-- Stored rows start --

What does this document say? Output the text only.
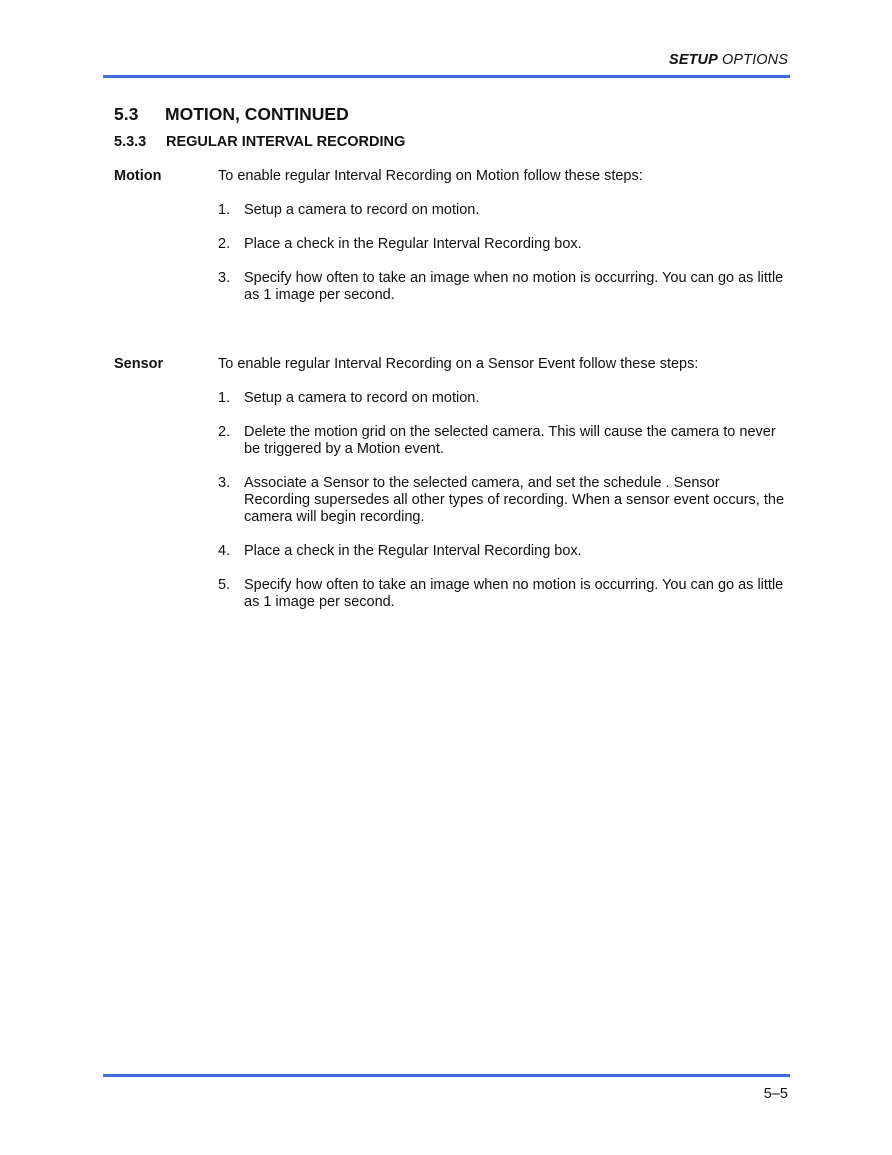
SETUP OPTIONS
5.3 MOTION, CONTINUED
5.3.3 REGULAR INTERVAL RECORDING
Motion	To enable regular Interval Recording on Motion follow these steps:

1. Setup a camera to record on motion.
2. Place a check in the Regular Interval Recording box.
3. Specify how often to take an image when no motion is occurring. You can go as little as 1 image per second.
Sensor	To enable regular Interval Recording on a Sensor Event follow these steps:

1. Setup a camera to record on motion.
2. Delete the motion grid on the selected camera. This will cause the camera to never be triggered by a Motion event.
3. Associate a Sensor to the selected camera, and set the schedule . Sensor Recording supersedes all other types of recording. When a sensor event occurs, the camera will begin recording.
4. Place a check in the Regular Interval Recording box.
5. Specify how often to take an image when no motion is occurring. You can go as little as 1 image per second.
5–5
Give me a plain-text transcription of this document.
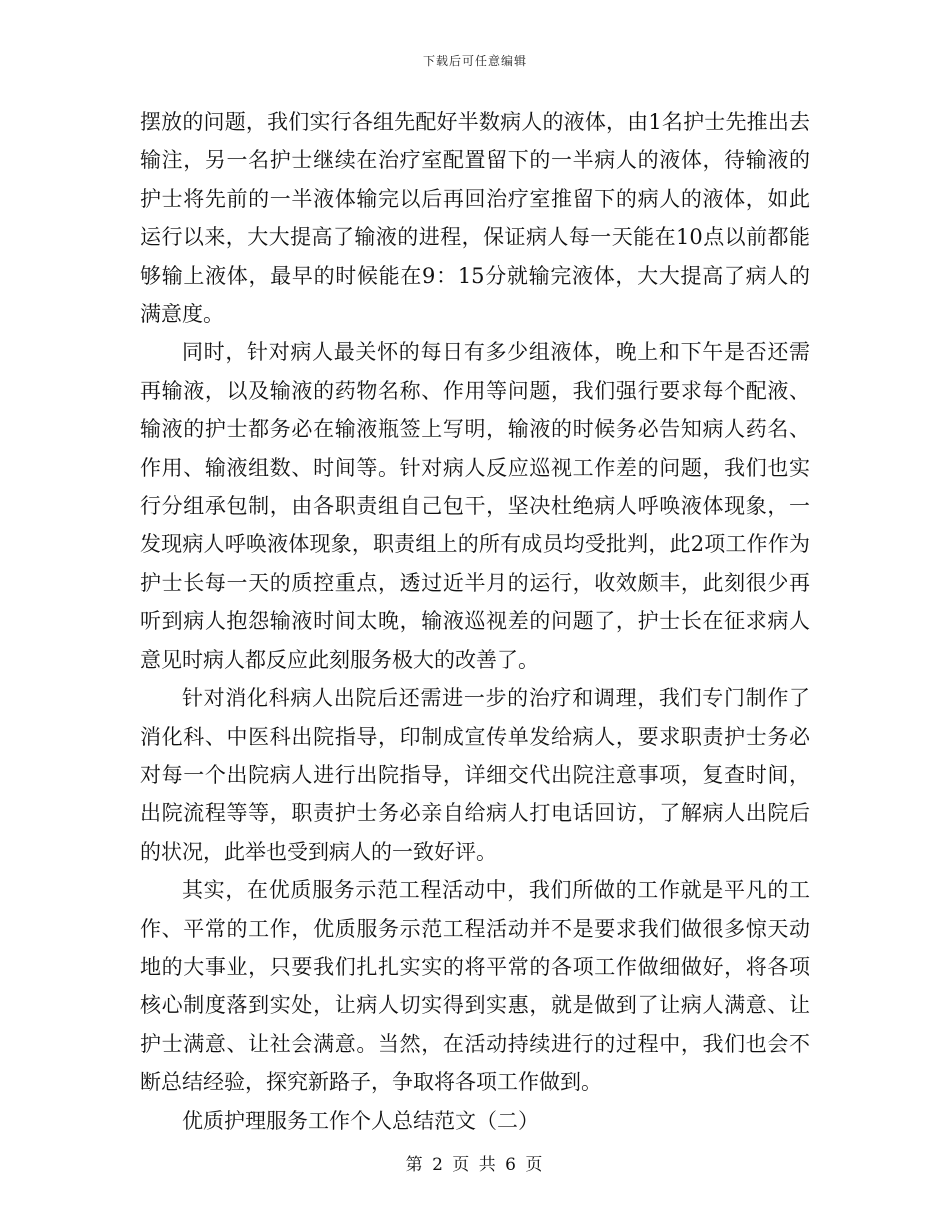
下载后可任意编辑

摆放的问题，我们实行各组先配好半数病人的液体，由1名护士先推出去输注，另一名护士继续在治疗室配置留下的一半病人的液体，待输液的护士将先前的一半液体输完以后再回治疗室推留下的病人的液体，如此运行以来，大大提高了输液的进程，保证病人每一天能在10点以前都能够输上液体，最早的时候能在9：15分就输完液体，大大提高了病人的满意度。

同时，针对病人最关怀的每日有多少组液体，晚上和下午是否还需再输液，以及输液的药物名称、作用等问题，我们强行要求每个配液、输液的护士都务必在输液瓶签上写明，输液的时候务必告知病人药名、作用、输液组数、时间等。针对病人反应巡视工作差的问题，我们也实行分组承包制，由各职责组自己包干，坚决杜绝病人呼唤液体现象，一发现病人呼唤液体现象，职责组上的所有成员均受批判，此2项工作作为护士长每一天的质控重点，透过近半月的运行，收效颇丰，此刻很少再听到病人抱怨输液时间太晚，输液巡视差的问题了，护士长在征求病人意见时病人都反应此刻服务极大的改善了。

针对消化科病人出院后还需进一步的治疗和调理，我们专门制作了消化科、中医科出院指导，印制成宣传单发给病人，要求职责护士务必对每一个出院病人进行出院指导，详细交代出院注意事项，复查时间，出院流程等等，职责护士务必亲自给病人打电话回访，了解病人出院后的状况，此举也受到病人的一致好评。

其实，在优质服务示范工程活动中，我们所做的工作就是平凡的工作、平常的工作，优质服务示范工程活动并不是要求我们做很多惊天动地的大事业，只要我们扎扎实实的将平常的各项工作做细做好，将各项核心制度落到实处，让病人切实得到实惠，就是做到了让病人满意、让护士满意、让社会满意。当然，在活动持续进行的过程中，我们也会不断总结经验，探究新路子，争取将各项工作做到。

优质护理服务工作个人总结范文（二）

第 2 页 共 6 页
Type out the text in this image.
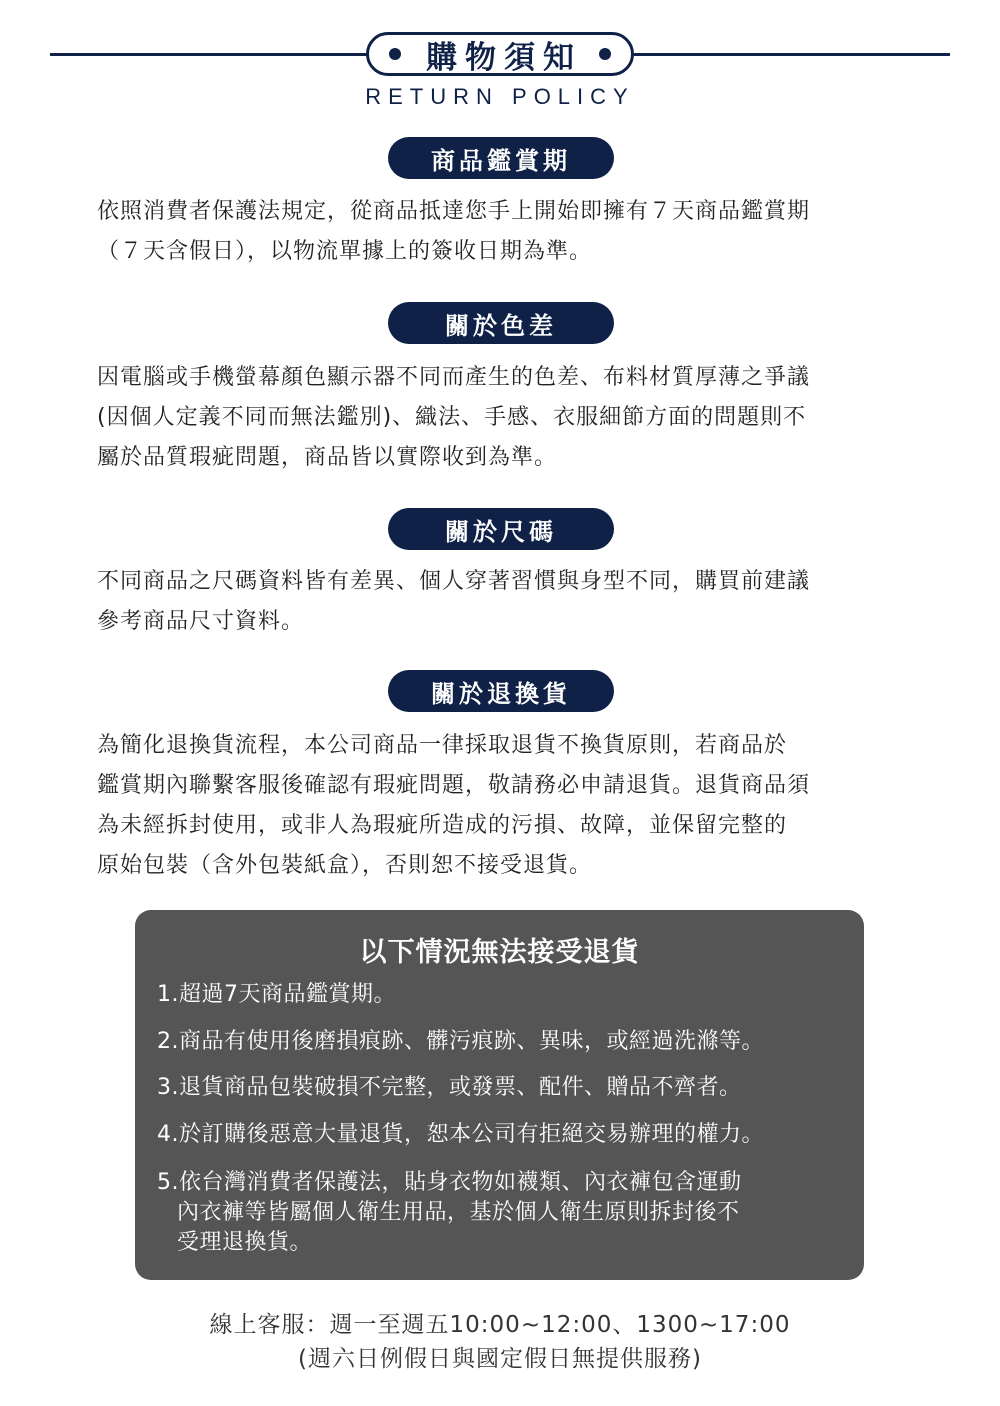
購物須知
RETURN POLICY
商品鑑賞期
依照消費者保護法規定，從商品抵達您手上開始即擁有７天商品鑑賞期
（７天含假日），以物流單據上的簽收日期為準。
關於色差
因電腦或手機螢幕顏色顯示器不同而產生的色差、布料材質厚薄之爭議
(因個人定義不同而無法鑑別)、織法、手感、衣服細節方面的問題則不
屬於品質瑕疵問題，商品皆以實際收到為準。
關於尺碼
不同商品之尺碼資料皆有差異、個人穿著習慣與身型不同，購買前建議
參考商品尺寸資料。
關於退換貨
為簡化退換貨流程，本公司商品一律採取退貨不換貨原則，若商品於
鑑賞期內聯繫客服後確認有瑕疵問題，敬請務必申請退貨。退貨商品須
為未經拆封使用，或非人為瑕疵所造成的污損、故障，並保留完整的
原始包裝（含外包裝紙盒），否則恕不接受退貨。
以下情況無法接受退貨
1.超過7天商品鑑賞期。
2.商品有使用後磨損痕跡、髒污痕跡、異味，或經過洗滌等。
3.退貨商品包裝破損不完整，或發票、配件、贈品不齊者。
4.於訂購後惡意大量退貨，恕本公司有拒絕交易辦理的權力。
5.依台灣消費者保護法，貼身衣物如襪類、內衣褲包含運動
內衣褲等皆屬個人衛生用品，基於個人衛生原則拆封後不
受理退換貨。
線上客服：週一至週五10:00~12:00、1300~17:00
(週六日例假日與國定假日無提供服務)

-- Stored rows end --

*Exercise directions*. Every line of the material is to be quoted exactly, with no pictures carried over.

*Complete answer*.
What does this document say? Output the text only.
SETUP OPTIONS
5.3 MOTION, CONTINUED
5.3.3 REGULAR INTERVAL RECORDING
Motion	To enable regular Interval Recording on Motion follow these steps:

1. Setup a camera to record on motion.
2. Place a check in the Regular Interval Recording box.
3. Specify how often to take an image when no motion is occurring. You can go as little as 1 image per second.
Sensor	To enable regular Interval Recording on a Sensor Event follow these steps:

1. Setup a camera to record on motion.
2. Delete the motion grid on the selected camera. This will cause the camera to never be triggered by a Motion event.
3. Associate a Sensor to the selected camera, and set the schedule . Sensor Recording supersedes all other types of recording. When a sensor event occurs, the camera will begin recording.
4. Place a check in the Regular Interval Recording box.
5. Specify how often to take an image when no motion is occurring. You can go as little as 1 image per second.
5–5
Give me a plain-text transcription of this document.
下载后可任意编辑

摆放的问题，我们实行各组先配好半数病人的液体，由1名护士先推出去输注，另一名护士继续在治疗室配置留下的一半病人的液体，待输液的护士将先前的一半液体输完以后再回治疗室推留下的病人的液体，如此运行以来，大大提高了输液的进程，保证病人每一天能在10点以前都能够输上液体，最早的时候能在9：15分就输完液体，大大提高了病人的满意度。

同时，针对病人最关怀的每日有多少组液体，晚上和下午是否还需再输液，以及输液的药物名称、作用等问题，我们强行要求每个配液、输液的护士都务必在输液瓶签上写明，输液的时候务必告知病人药名、作用、输液组数、时间等。针对病人反应巡视工作差的问题，我们也实行分组承包制，由各职责组自己包干，坚决杜绝病人呼唤液体现象，一发现病人呼唤液体现象，职责组上的所有成员均受批判，此2项工作作为护士长每一天的质控重点，透过近半月的运行，收效颇丰，此刻很少再听到病人抱怨输液时间太晚，输液巡视差的问题了，护士长在征求病人意见时病人都反应此刻服务极大的改善了。

针对消化科病人出院后还需进一步的治疗和调理，我们专门制作了消化科、中医科出院指导，印制成宣传单发给病人，要求职责护士务必对每一个出院病人进行出院指导，详细交代出院注意事项，复查时间，出院流程等等，职责护士务必亲自给病人打电话回访，了解病人出院后的状况，此举也受到病人的一致好评。

其实，在优质服务示范工程活动中，我们所做的工作就是平凡的工作、平常的工作，优质服务示范工程活动并不是要求我们做很多惊天动地的大事业，只要我们扎扎实实的将平常的各项工作做细做好，将各项核心制度落到实处，让病人切实得到实惠，就是做到了让病人满意、让护士满意、让社会满意。当然，在活动持续进行的过程中，我们也会不断总结经验，探究新路子，争取将各项工作做到。

优质护理服务工作个人总结范文（二）

第 2 页 共 6 页
Type out the text in this image.
購物須知
RETURN POLICY
商品鑑賞期
依照消費者保護法規定，從商品抵達您手上開始即擁有７天商品鑑賞期
（７天含假日），以物流單據上的簽收日期為準。
關於色差
因電腦或手機螢幕顏色顯示器不同而產生的色差、布料材質厚薄之爭議
(因個人定義不同而無法鑑別)、織法、手感、衣服細節方面的問題則不
屬於品質瑕疵問題，商品皆以實際收到為準。
關於尺碼
不同商品之尺碼資料皆有差異、個人穿著習慣與身型不同，購買前建議
參考商品尺寸資料。
關於退換貨
為簡化退換貨流程，本公司商品一律採取退貨不換貨原則，若商品於
鑑賞期內聯繫客服後確認有瑕疵問題，敬請務必申請退貨。退貨商品須
為未經拆封使用，或非人為瑕疵所造成的污損、故障，並保留完整的
原始包裝（含外包裝紙盒），否則恕不接受退貨。
以下情況無法接受退貨
1.超過7天商品鑑賞期。
2.商品有使用後磨損痕跡、髒污痕跡、異味，或經過洗滌等。
3.退貨商品包裝破損不完整，或發票、配件、贈品不齊者。
4.於訂購後惡意大量退貨，恕本公司有拒絕交易辦理的權力。
5.依台灣消費者保護法，貼身衣物如襪類、內衣褲包含運動
內衣褲等皆屬個人衛生用品，基於個人衛生原則拆封後不
受理退換貨。
線上客服：週一至週五10:00~12:00、1300~17:00
(週六日例假日與國定假日無提供服務)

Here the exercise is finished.